PROMPT:
Copy each line in which the string "wish" occurs.

DATA SHOWN:
↓↓↓

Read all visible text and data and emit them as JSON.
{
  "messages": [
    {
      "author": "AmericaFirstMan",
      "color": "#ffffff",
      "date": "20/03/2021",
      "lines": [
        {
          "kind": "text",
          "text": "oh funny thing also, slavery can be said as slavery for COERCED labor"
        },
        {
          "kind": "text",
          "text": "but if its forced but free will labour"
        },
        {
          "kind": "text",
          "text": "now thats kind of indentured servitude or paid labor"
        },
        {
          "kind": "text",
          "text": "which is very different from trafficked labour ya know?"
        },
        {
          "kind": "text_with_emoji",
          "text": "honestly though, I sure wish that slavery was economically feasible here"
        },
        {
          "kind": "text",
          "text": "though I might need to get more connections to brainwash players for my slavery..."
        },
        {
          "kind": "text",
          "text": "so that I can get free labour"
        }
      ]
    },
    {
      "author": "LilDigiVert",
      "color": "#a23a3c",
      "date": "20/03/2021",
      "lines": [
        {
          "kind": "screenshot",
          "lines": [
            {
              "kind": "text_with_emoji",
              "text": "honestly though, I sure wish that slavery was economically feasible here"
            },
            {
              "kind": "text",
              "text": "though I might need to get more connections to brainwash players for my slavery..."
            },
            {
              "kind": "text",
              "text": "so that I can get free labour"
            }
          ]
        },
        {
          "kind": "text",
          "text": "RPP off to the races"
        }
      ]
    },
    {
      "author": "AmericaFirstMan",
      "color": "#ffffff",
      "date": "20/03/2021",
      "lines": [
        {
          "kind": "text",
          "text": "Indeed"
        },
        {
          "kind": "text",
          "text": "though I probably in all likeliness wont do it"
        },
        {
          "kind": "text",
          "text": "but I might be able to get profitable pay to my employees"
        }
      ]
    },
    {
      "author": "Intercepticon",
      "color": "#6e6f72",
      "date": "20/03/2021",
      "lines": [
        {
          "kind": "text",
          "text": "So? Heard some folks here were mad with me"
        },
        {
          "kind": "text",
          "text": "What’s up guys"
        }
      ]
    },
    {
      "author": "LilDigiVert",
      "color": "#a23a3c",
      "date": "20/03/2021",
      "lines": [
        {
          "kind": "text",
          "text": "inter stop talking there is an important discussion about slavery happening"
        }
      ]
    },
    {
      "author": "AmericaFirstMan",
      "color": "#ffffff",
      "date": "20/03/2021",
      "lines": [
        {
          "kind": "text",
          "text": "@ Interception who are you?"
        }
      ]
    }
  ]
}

↑↑↑

REPLY TO THE EXERCISE:
          "text": "honestly though, I sure wish that slavery was economically feasible here"
              "text": "honestly though, I sure wish that slavery was economically feasible here"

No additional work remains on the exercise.